# [Problem statement]
Copy every line of the entries that has the string "icon" in it.

# [Records from a data collection]
================

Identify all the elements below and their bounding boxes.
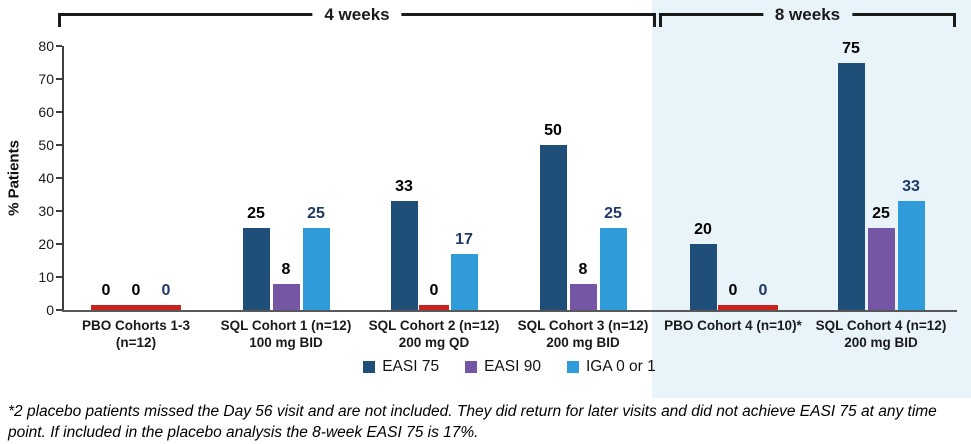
bar-easi-90-group-2 — [272, 283, 300, 310]
x-axis-category-label: PBO Cohort 4 (n=10)* — [642, 317, 824, 334]
bar-value-label: 25 — [247, 204, 265, 222]
y-axis-tick — [56, 111, 62, 113]
legend-label-easi-75: EASI 75 — [382, 358, 440, 375]
eight-weeks-highlight-panel — [652, 0, 971, 398]
y-axis-tick — [56, 276, 62, 278]
category-line1: PBO Cohorts 1-3 — [81, 318, 190, 333]
bar-easi-90-group-5 — [718, 305, 748, 310]
category-line2: 200 mg BID — [844, 335, 918, 350]
bar-easi-75-group-1 — [91, 305, 121, 310]
bar-value-label: 25 — [604, 204, 622, 222]
x-axis-category-label: PBO Cohorts 1-3 (n=12) — [45, 317, 227, 351]
bar-easi-75-group-4 — [539, 145, 567, 310]
y-axis-tick-label: 30 — [38, 203, 54, 219]
category-line1: SQL Cohort 2 (n=12) — [368, 318, 500, 333]
y-axis-tick-label: 0 — [46, 302, 54, 318]
bar-easi-90-group-4 — [569, 283, 597, 310]
bar-value-label: 8 — [578, 260, 588, 278]
bar-iga-0-or-1-group-4 — [599, 227, 627, 310]
easi-75-swatch-icon — [363, 361, 376, 373]
y-axis-tick-label: 50 — [38, 137, 54, 153]
x-axis-category-label: SQL Cohort 3 (n=12) 200 mg BID — [492, 317, 674, 351]
eight-weeks-bracket: 8 weeks — [659, 5, 956, 27]
category-line2: (n=12) — [115, 335, 157, 350]
y-axis-tick — [56, 210, 62, 212]
y-axis-tick-label: 80 — [38, 38, 54, 54]
bar-iga-0-or-1-group-1 — [151, 305, 181, 310]
bar-value-label: 0 — [429, 282, 439, 299]
bar-value-label: 0 — [131, 282, 141, 299]
x-axis-line — [62, 310, 957, 312]
y-axis-tick — [56, 177, 62, 179]
bar-easi-90-group-1 — [121, 305, 151, 310]
bar-easi-75-group-5 — [689, 244, 717, 310]
bar-value-label: 20 — [694, 221, 712, 238]
y-axis-tick — [56, 243, 62, 245]
bar-value-label: 75 — [842, 39, 860, 57]
bar-value-label: 25 — [872, 204, 890, 222]
y-axis-tick — [56, 78, 62, 80]
category-line2: 200 mg QD — [398, 335, 470, 350]
bar-value-label: 0 — [101, 282, 111, 299]
bar-easi-75-group-3 — [390, 201, 418, 310]
bar-value-label: 0 — [758, 282, 768, 299]
category-line1: SQL Cohort 4 (n=12) — [815, 318, 947, 333]
bar-value-label: 50 — [544, 122, 562, 139]
y-axis-tick-label: 10 — [38, 269, 54, 285]
bar-easi-75-group-2 — [242, 227, 270, 310]
bar-value-label: 33 — [395, 178, 413, 196]
category-line2: 200 mg BID — [546, 335, 620, 350]
x-axis-category-label: SQL Cohort 2 (n=12) 200 mg QD — [343, 317, 525, 351]
bar-easi-75-group-6 — [837, 62, 865, 310]
y-axis-tick — [56, 309, 62, 311]
bar-iga-0-or-1-group-6 — [897, 201, 925, 310]
four-weeks-bracket-label: 4 weeks — [312, 5, 402, 24]
y-axis-tick-label: 40 — [38, 170, 54, 186]
legend: EASI 75 EASI 90 IGA 0 or 1 — [62, 359, 957, 375]
legend-item-easi-75: EASI 75 — [363, 359, 439, 375]
category-line1: SQL Cohort 3 (n=12) — [517, 318, 649, 333]
four-weeks-bracket: 4 weeks — [58, 5, 656, 27]
y-axis-tick-label: 70 — [38, 71, 54, 87]
bar-value-label: 0 — [161, 282, 171, 299]
bar-value-label: 8 — [281, 260, 291, 278]
y-axis-tick-label: 20 — [38, 236, 54, 252]
category-line1: PBO Cohort 4 (n=10)* — [664, 318, 802, 333]
y-axis-tick — [56, 144, 62, 146]
bar-iga-0-or-1-group-3 — [450, 253, 478, 310]
x-axis-category-label: SQL Cohort 4 (n=12) 200 mg BID — [790, 317, 971, 351]
bar-value-label: 0 — [728, 282, 738, 299]
category-line2: 100 mg BID — [249, 335, 323, 350]
category-line1: SQL Cohort 1 (n=12) — [220, 318, 352, 333]
legend-item-easi-90: EASI 90 — [465, 359, 541, 375]
y-axis-tick-label: 60 — [38, 104, 54, 120]
legend-label-easi-90: EASI 90 — [484, 358, 541, 375]
iga-0-or-1-swatch-icon — [566, 361, 579, 373]
y-axis-line — [62, 46, 64, 312]
legend-item-iga-0-or-1: IGA 0 or 1 — [566, 358, 656, 375]
easi-90-swatch-icon — [465, 361, 478, 373]
eight-weeks-bracket-label: 8 weeks — [762, 5, 853, 24]
footnote: *2 placebo patients missed the Day 56 vi… — [8, 403, 937, 441]
bar-iga-0-or-1-group-2 — [302, 227, 330, 310]
y-axis-tick — [56, 45, 62, 47]
bar-value-label: 17 — [455, 230, 473, 248]
bar-value-label: 33 — [902, 178, 920, 196]
legend-label-iga-0-or-1: IGA 0 or 1 — [585, 358, 656, 375]
bar-value-label: 25 — [307, 204, 325, 222]
bar-easi-90-group-3 — [419, 305, 449, 310]
bar-easi-90-group-6 — [867, 227, 895, 310]
x-axis-category-label: SQL Cohort 1 (n=12) 100 mg BID — [195, 317, 377, 351]
bar-iga-0-or-1-group-5 — [748, 305, 778, 310]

================

# [Exercise solution]
easi-75-swatch-icon — [363, 361, 376, 373]
iga-0-or-1-swatch-icon — [566, 361, 579, 373]
easi-90-swatch-icon — [465, 361, 478, 373]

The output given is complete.